--- START Records for processing ---

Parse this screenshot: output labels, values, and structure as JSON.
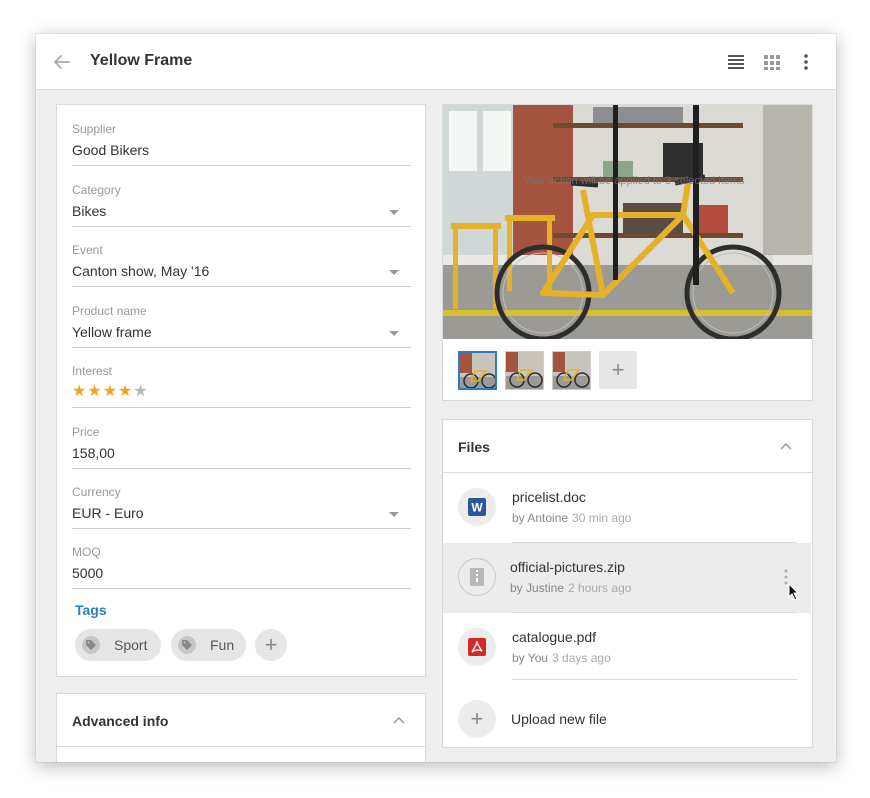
{
  "header": {
    "title": "Yellow Frame",
    "back_icon": "arrow-left-icon",
    "icons": [
      "list-view-icon",
      "grid-view-icon",
      "more-vert-icon"
    ]
  },
  "details": {
    "fields": [
      {
        "label": "Supplier",
        "value": "Good Bikers",
        "dropdown": false
      },
      {
        "label": "Category",
        "value": "Bikes",
        "dropdown": true
      },
      {
        "label": "Event",
        "value": "Canton show, May '16",
        "dropdown": true
      },
      {
        "label": "Product name",
        "value": "Yellow frame",
        "dropdown": true
      },
      {
        "label": "Interest",
        "rating": 4,
        "rating_max": 5
      },
      {
        "label": "Price",
        "value": "158,00",
        "dropdown": false
      },
      {
        "label": "Currency",
        "value": "EUR - Euro",
        "dropdown": true
      },
      {
        "label": "MOQ",
        "value": "5000",
        "dropdown": false
      }
    ],
    "interest_stars": "★★★★",
    "interest_star_empty": "★",
    "tags_title": "Tags",
    "tags": [
      "Sport",
      "Fun"
    ],
    "add_tag_label": "+"
  },
  "advanced": {
    "title": "Advanced info"
  },
  "gallery": {
    "caption": "Your action will be applied to 3 selected items",
    "thumbnail_count": 3,
    "selected_index": 0,
    "add_label": "+"
  },
  "files": {
    "title": "Files",
    "items": [
      {
        "name": "pricelist.doc",
        "by": "by Antoine",
        "when": "30 min ago",
        "icon": "word-doc-icon"
      },
      {
        "name": "official-pictures.zip",
        "by": "by Justine",
        "when": "2 hours ago",
        "icon": "zip-file-icon",
        "highlighted": true
      },
      {
        "name": "catalogue.pdf",
        "by": "by You",
        "when": "3 days ago",
        "icon": "pdf-file-icon"
      }
    ],
    "upload_label": "Upload new file",
    "upload_plus": "+"
  },
  "colors": {
    "accent": "#2a7fc4",
    "star": "#f2a51a",
    "word": "#2b579a",
    "pdf": "#d22a2a"
  }
}
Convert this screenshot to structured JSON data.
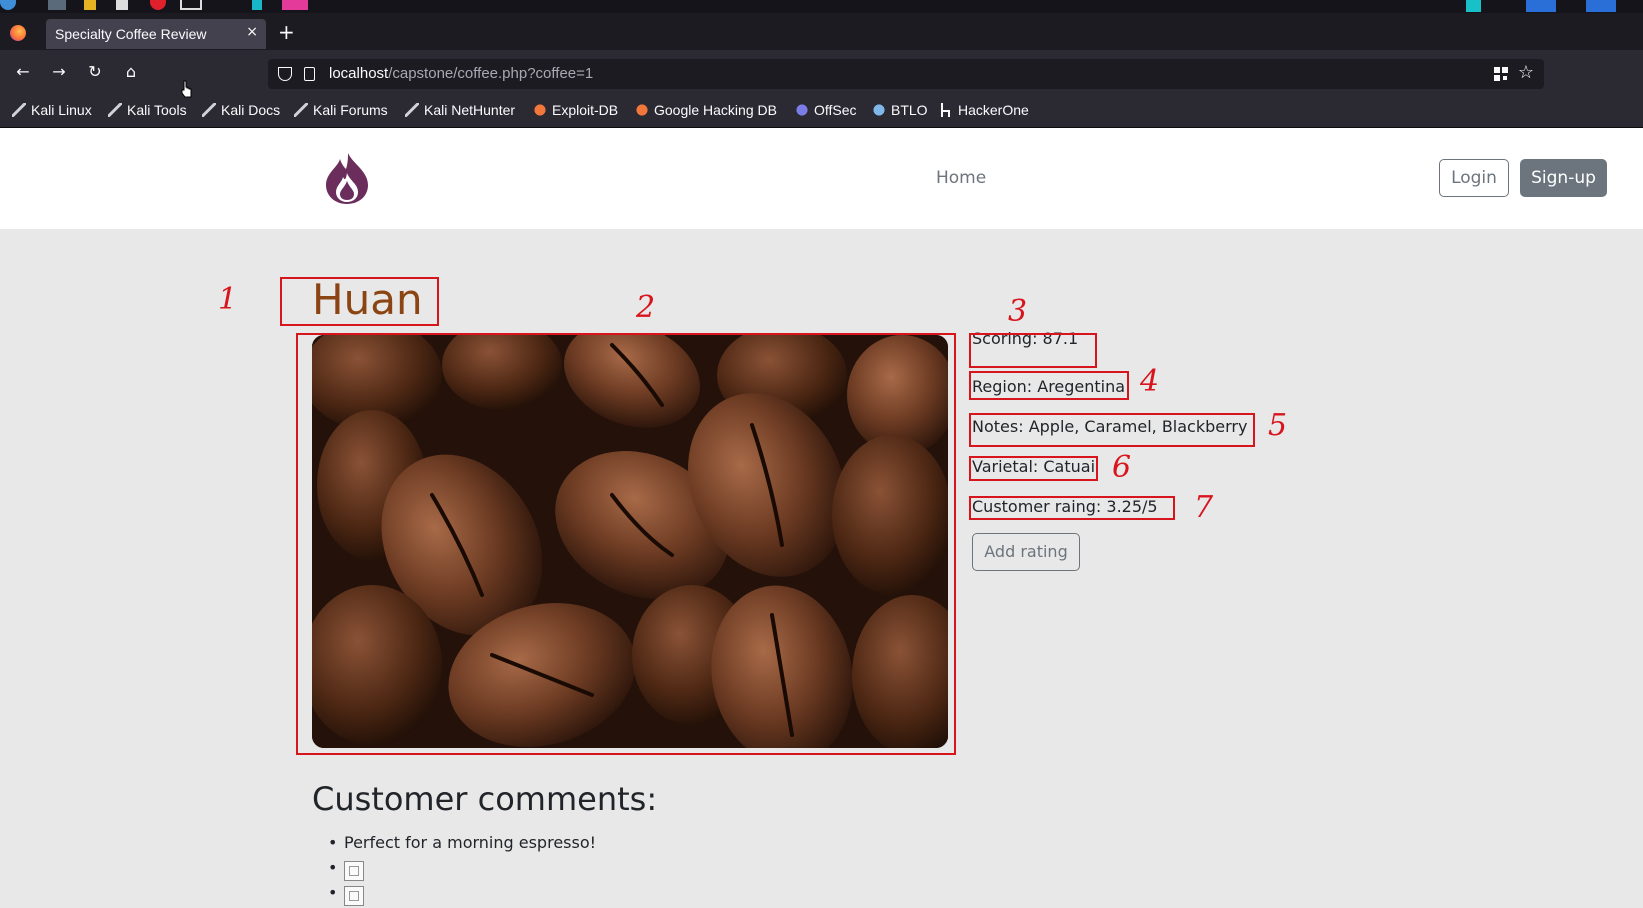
{
  "browser": {
    "tab_title": "Specialty Coffee Review",
    "tab_close": "×",
    "new_tab": "+",
    "url_host": "localhost",
    "url_path": "/capstone/coffee.php?coffee=1",
    "nav": {
      "back": "←",
      "forward": "→",
      "reload": "↻",
      "home": "⌂"
    },
    "star": "☆",
    "bookmarks": [
      {
        "label": "Kali Linux",
        "icon": "kali-icon"
      },
      {
        "label": "Kali Tools",
        "icon": "kali-icon"
      },
      {
        "label": "Kali Docs",
        "icon": "kali-icon"
      },
      {
        "label": "Kali Forums",
        "icon": "kali-icon"
      },
      {
        "label": "Kali NetHunter",
        "icon": "kali-icon"
      },
      {
        "label": "Exploit-DB",
        "icon": "exploit-db-icon"
      },
      {
        "label": "Google Hacking DB",
        "icon": "exploit-db-icon"
      },
      {
        "label": "OffSec",
        "icon": "offsec-icon"
      },
      {
        "label": "BTLO",
        "icon": "btlo-icon"
      },
      {
        "label": "HackerOne",
        "icon": "hackerone-icon"
      }
    ]
  },
  "site": {
    "nav_home": "Home",
    "login": "Login",
    "signup": "Sign-up",
    "logo_color": "#6b2d5c"
  },
  "coffee": {
    "title": "Huan",
    "scoring": "Scoring: 87.1",
    "region": "Region: Aregentina",
    "notes": "Notes: Apple, Caramel, Blackberry",
    "varietal": "Varietal: Catuai",
    "customer_rating": "Customer raing: 3.25/5",
    "add_rating": "Add rating",
    "image": "coffee-beans-photo"
  },
  "comments": {
    "heading": "Customer comments:",
    "items": [
      "Perfect for a morning espresso!"
    ],
    "broken_images": 2
  },
  "annotations": {
    "color": "#d8141c",
    "numbers": [
      "1",
      "2",
      "3",
      "4",
      "5",
      "6",
      "7"
    ]
  }
}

--- END Records for processing ---

▸ Your instructions: Select the lines from the entries that include the word "name".

▸ Written solution:
        "label": "Product name",
        "name": "pricelist.doc",
        "name": "official-pictures.zip",
        "name": "catalogue.pdf",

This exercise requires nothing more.